◆ Aim of the task ◆
Could you please write out the data shown below, exactly and in full?

Records contained in a dataset
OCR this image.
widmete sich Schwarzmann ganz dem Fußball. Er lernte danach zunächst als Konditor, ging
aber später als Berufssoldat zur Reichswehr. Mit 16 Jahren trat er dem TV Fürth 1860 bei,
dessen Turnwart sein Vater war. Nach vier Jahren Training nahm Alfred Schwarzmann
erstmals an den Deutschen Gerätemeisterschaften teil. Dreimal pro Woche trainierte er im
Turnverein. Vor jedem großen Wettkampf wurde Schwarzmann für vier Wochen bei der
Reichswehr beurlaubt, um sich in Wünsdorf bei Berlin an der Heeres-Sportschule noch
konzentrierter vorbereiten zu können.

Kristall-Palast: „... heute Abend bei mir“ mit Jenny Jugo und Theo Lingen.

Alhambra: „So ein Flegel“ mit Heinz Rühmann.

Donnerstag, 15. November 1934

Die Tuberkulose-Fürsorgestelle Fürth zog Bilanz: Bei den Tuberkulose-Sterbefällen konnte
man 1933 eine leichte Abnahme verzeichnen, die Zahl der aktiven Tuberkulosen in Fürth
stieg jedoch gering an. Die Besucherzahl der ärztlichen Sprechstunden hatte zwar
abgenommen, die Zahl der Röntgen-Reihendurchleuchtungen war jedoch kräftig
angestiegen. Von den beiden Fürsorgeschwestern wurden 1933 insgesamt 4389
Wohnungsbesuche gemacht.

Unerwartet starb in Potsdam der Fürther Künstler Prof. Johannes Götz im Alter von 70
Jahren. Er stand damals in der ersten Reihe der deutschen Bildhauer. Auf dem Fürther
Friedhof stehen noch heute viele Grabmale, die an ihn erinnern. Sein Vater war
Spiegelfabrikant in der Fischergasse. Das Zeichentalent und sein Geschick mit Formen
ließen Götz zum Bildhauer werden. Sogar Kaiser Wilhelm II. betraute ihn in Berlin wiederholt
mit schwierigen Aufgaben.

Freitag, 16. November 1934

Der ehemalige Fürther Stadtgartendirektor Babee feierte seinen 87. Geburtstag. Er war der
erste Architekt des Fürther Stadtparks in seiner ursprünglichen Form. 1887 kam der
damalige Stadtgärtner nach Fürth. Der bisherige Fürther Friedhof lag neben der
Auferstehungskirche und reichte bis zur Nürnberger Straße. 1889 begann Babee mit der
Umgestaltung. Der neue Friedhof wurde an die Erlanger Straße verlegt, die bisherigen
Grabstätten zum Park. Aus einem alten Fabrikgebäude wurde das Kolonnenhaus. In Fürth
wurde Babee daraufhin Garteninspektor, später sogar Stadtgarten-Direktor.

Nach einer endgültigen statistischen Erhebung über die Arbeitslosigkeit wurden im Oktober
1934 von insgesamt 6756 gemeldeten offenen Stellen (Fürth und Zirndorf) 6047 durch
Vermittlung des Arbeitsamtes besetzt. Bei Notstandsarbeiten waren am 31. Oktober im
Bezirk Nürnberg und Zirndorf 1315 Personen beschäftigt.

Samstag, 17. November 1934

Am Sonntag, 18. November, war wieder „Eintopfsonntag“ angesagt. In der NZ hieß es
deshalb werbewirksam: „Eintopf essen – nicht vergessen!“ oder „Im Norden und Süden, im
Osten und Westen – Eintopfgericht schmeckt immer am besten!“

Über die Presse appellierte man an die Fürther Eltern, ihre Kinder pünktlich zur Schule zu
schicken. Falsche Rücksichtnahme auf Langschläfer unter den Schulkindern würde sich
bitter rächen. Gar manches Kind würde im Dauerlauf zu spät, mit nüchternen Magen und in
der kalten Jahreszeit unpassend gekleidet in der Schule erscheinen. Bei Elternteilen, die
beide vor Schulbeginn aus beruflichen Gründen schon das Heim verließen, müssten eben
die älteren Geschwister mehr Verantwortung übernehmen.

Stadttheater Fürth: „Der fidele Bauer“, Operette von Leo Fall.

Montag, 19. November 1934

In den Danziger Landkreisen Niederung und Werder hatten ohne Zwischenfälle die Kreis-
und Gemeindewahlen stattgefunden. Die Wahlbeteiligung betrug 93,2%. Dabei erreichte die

◆ Result ◆
OCR this image.
widmete sich Schwarzmann ganz dem Fußball. Er lernte danach zunächst als Konditor, ging
aber später als Berufssoldat zur Reichswehr. Mit 16 Jahren trat er dem TV Fürth 1860 bei,
dessen Turnwart sein Vater war. Nach vier Jahren Training nahm Alfred Schwarzmann
erstmals an den Deutschen Gerätemeisterschaften teil. Dreimal pro Woche trainierte er im
Turnverein. Vor jedem großen Wettkampf wurde Schwarzmann für vier Wochen bei der
Reichswehr beurlaubt, um sich in Wünsdorf bei Berlin an der Heeres-Sportschule noch
konzentrierter vorbereiten zu können.

Kristall-Palast: „... heute Abend bei mir“ mit Jenny Jugo und Theo Lingen.

Alhambra: „So ein Flegel“ mit Heinz Rühmann.

Donnerstag, 15. November 1934

Die Tuberkulose-Fürsorgestelle Fürth zog Bilanz: Bei den Tuberkulose-Sterbefällen konnte
man 1933 eine leichte Abnahme verzeichnen, die Zahl der aktiven Tuberkulosen in Fürth
stieg jedoch gering an. Die Besucherzahl der ärztlichen Sprechstunden hatte zwar
abgenommen, die Zahl der Röntgen-Reihendurchleuchtungen war jedoch kräftig
angestiegen. Von den beiden Fürsorgeschwestern wurden 1933 insgesamt 4389
Wohnungsbesuche gemacht.

Unerwartet starb in Potsdam der Fürther Künstler Prof. Johannes Götz im Alter von 70
Jahren. Er stand damals in der ersten Reihe der deutschen Bildhauer. Auf dem Fürther
Friedhof stehen noch heute viele Grabmale, die an ihn erinnern. Sein Vater war
Spiegelfabrikant in der Fischergasse. Das Zeichentalent und sein Geschick mit Formen
ließen Götz zum Bildhauer werden. Sogar Kaiser Wilhelm II. betraute ihn in Berlin wiederholt
mit schwierigen Aufgaben.

Freitag, 16. November 1934

Der ehemalige Fürther Stadtgartendirektor Babee feierte seinen 87. Geburtstag. Er war der
erste Architekt des Fürther Stadtparks in seiner ursprünglichen Form. 1887 kam der
damalige Stadtgärtner nach Fürth. Der bisherige Fürther Friedhof lag neben der
Auferstehungskirche und reichte bis zur Nürnberger Straße. 1889 begann Babee mit der
Umgestaltung. Der neue Friedhof wurde an die Erlanger Straße verlegt, die bisherigen
Grabstätten zum Park. Aus einem alten Fabrikgebäude wurde das Kolonnenhaus. In Fürth
wurde Babee daraufhin Garteninspektor, später sogar Stadtgarten-Direktor.

Nach einer endgültigen statistischen Erhebung über die Arbeitslosigkeit wurden im Oktober
1934 von insgesamt 6756 gemeldeten offenen Stellen (Fürth und Zirndorf) 6047 durch
Vermittlung des Arbeitsamtes besetzt. Bei Notstandsarbeiten waren am 31. Oktober im
Bezirk Nürnberg und Zirndorf 1315 Personen beschäftigt.

Samstag, 17. November 1934

Am Sonntag, 18. November, war wieder „Eintopfsonntag“ angesagt. In der NZ hieß es
deshalb werbewirksam: „Eintopf essen – nicht vergessen!“ oder „Im Norden und Süden, im
Osten und Westen – Eintopfgericht schmeckt immer am besten!“

Über die Presse appellierte man an die Fürther Eltern, ihre Kinder pünktlich zur Schule zu
schicken. Falsche Rücksichtnahme auf Langschläfer unter den Schulkindern würde sich
bitter rächen. Gar manches Kind würde im Dauerlauf zu spät, mit nüchternen Magen und in
der kalten Jahreszeit unpassend gekleidet in der Schule erscheinen. Bei Elternteilen, die
beide vor Schulbeginn aus beruflichen Gründen schon das Heim verließen, müssten eben
die älteren Geschwister mehr Verantwortung übernehmen.

Stadttheater Fürth: „Der fidele Bauer“, Operette von Leo Fall.

Montag, 19. November 1934

In den Danziger Landkreisen Niederung und Werder hatten ohne Zwischenfälle die Kreis-
und Gemeindewahlen stattgefunden. Die Wahlbeteiligung betrug 93,2%. Dabei erreichte die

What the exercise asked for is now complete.